_The request_.
Output the material exactly, but drop every image it holds.
# # #
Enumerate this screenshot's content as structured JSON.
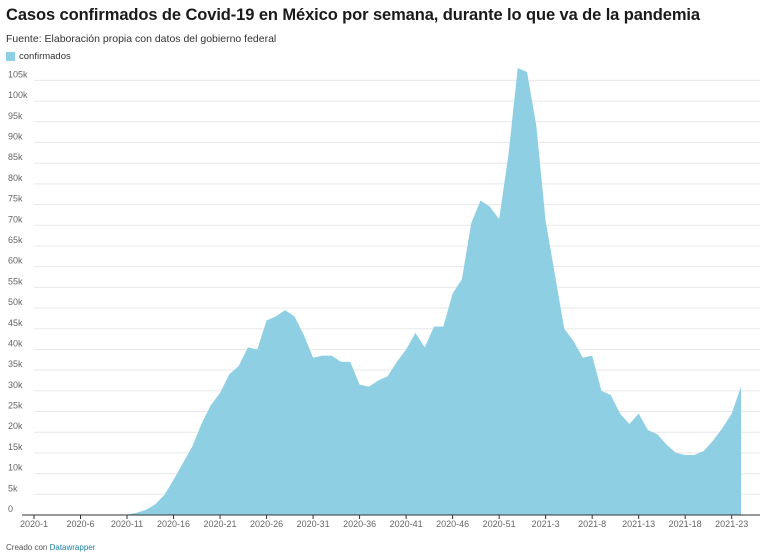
{
  "header": {
    "title": "Casos confirmados de Covid-19 en México por semana, durante lo que va de la pandemia",
    "subtitle": "Fuente: Elaboración propia con datos del gobierno federal"
  },
  "footer": {
    "prefix": "Creado con",
    "brand": "Datawrapper"
  },
  "colors": {
    "area": "#8ecfe4",
    "grid": "#e8e8e8",
    "axis": "#333333"
  },
  "chart_data": {
    "type": "area",
    "title": "Casos confirmados de Covid-19 en México por semana, durante lo que va de la pandemia",
    "xlabel": "",
    "ylabel": "",
    "legend": [
      "confirmados"
    ],
    "legend_position": "top-left",
    "grid": true,
    "ylim": [
      0,
      108000
    ],
    "y_ticks": [
      0,
      5000,
      10000,
      15000,
      20000,
      25000,
      30000,
      35000,
      40000,
      45000,
      50000,
      55000,
      60000,
      65000,
      70000,
      75000,
      80000,
      85000,
      90000,
      95000,
      100000,
      105000
    ],
    "y_tick_labels": [
      "0",
      "5k",
      "10k",
      "15k",
      "20k",
      "25k",
      "30k",
      "35k",
      "40k",
      "45k",
      "50k",
      "55k",
      "60k",
      "65k",
      "70k",
      "75k",
      "80k",
      "85k",
      "90k",
      "95k",
      "100k",
      "105k"
    ],
    "x_tick_indices": [
      0,
      5,
      10,
      15,
      20,
      25,
      30,
      35,
      40,
      45,
      50,
      55,
      60,
      65,
      70,
      75
    ],
    "x_tick_labels": [
      "2020-1",
      "2020-6",
      "2020-11",
      "2020-16",
      "2020-21",
      "2020-26",
      "2020-31",
      "2020-36",
      "2020-41",
      "2020-46",
      "2020-51",
      "2021-3",
      "2021-8",
      "2021-13",
      "2021-18",
      "2021-23"
    ],
    "series": [
      {
        "name": "confirmados",
        "values": [
          0,
          0,
          0,
          0,
          0,
          0,
          0,
          0,
          0,
          0,
          100,
          500,
          1200,
          2500,
          4800,
          8500,
          12500,
          16500,
          22000,
          26500,
          29500,
          34000,
          36000,
          40500,
          40000,
          47000,
          48000,
          49500,
          48000,
          43500,
          38000,
          38500,
          38500,
          37000,
          37000,
          31500,
          31000,
          32500,
          33500,
          37000,
          40000,
          44000,
          40500,
          45500,
          45500,
          53500,
          57000,
          70500,
          76000,
          74500,
          71500,
          87000,
          108000,
          107000,
          94000,
          71000,
          58000,
          45000,
          42000,
          38000,
          38500,
          30000,
          29000,
          24500,
          22000,
          24500,
          20500,
          19500,
          17000,
          15000,
          14500,
          14500,
          15500,
          18000,
          21000,
          24500,
          31000
        ]
      }
    ]
  }
}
# # #
_Answer in full_.
Enumerate this screenshot's content as structured JSON.
{
  "header": {
    "title": "Casos confirmados de Covid-19 en México por semana, durante lo que va de la pandemia",
    "subtitle": "Fuente: Elaboración propia con datos del gobierno federal"
  },
  "footer": {
    "prefix": "Creado con",
    "brand": "Datawrapper"
  },
  "colors": {
    "area": "#8ecfe4",
    "grid": "#e8e8e8",
    "axis": "#333333"
  },
  "chart_data": {
    "type": "area",
    "title": "Casos confirmados de Covid-19 en México por semana, durante lo que va de la pandemia",
    "xlabel": "",
    "ylabel": "",
    "legend": [
      "confirmados"
    ],
    "legend_position": "top-left",
    "grid": true,
    "ylim": [
      0,
      108000
    ],
    "y_ticks": [
      0,
      5000,
      10000,
      15000,
      20000,
      25000,
      30000,
      35000,
      40000,
      45000,
      50000,
      55000,
      60000,
      65000,
      70000,
      75000,
      80000,
      85000,
      90000,
      95000,
      100000,
      105000
    ],
    "y_tick_labels": [
      "0",
      "5k",
      "10k",
      "15k",
      "20k",
      "25k",
      "30k",
      "35k",
      "40k",
      "45k",
      "50k",
      "55k",
      "60k",
      "65k",
      "70k",
      "75k",
      "80k",
      "85k",
      "90k",
      "95k",
      "100k",
      "105k"
    ],
    "x_tick_indices": [
      0,
      5,
      10,
      15,
      20,
      25,
      30,
      35,
      40,
      45,
      50,
      55,
      60,
      65,
      70,
      75
    ],
    "x_tick_labels": [
      "2020-1",
      "2020-6",
      "2020-11",
      "2020-16",
      "2020-21",
      "2020-26",
      "2020-31",
      "2020-36",
      "2020-41",
      "2020-46",
      "2020-51",
      "2021-3",
      "2021-8",
      "2021-13",
      "2021-18",
      "2021-23"
    ],
    "series": [
      {
        "name": "confirmados",
        "values": [
          0,
          0,
          0,
          0,
          0,
          0,
          0,
          0,
          0,
          0,
          100,
          500,
          1200,
          2500,
          4800,
          8500,
          12500,
          16500,
          22000,
          26500,
          29500,
          34000,
          36000,
          40500,
          40000,
          47000,
          48000,
          49500,
          48000,
          43500,
          38000,
          38500,
          38500,
          37000,
          37000,
          31500,
          31000,
          32500,
          33500,
          37000,
          40000,
          44000,
          40500,
          45500,
          45500,
          53500,
          57000,
          70500,
          76000,
          74500,
          71500,
          87000,
          108000,
          107000,
          94000,
          71000,
          58000,
          45000,
          42000,
          38000,
          38500,
          30000,
          29000,
          24500,
          22000,
          24500,
          20500,
          19500,
          17000,
          15000,
          14500,
          14500,
          15500,
          18000,
          21000,
          24500,
          31000
        ]
      }
    ]
  }
}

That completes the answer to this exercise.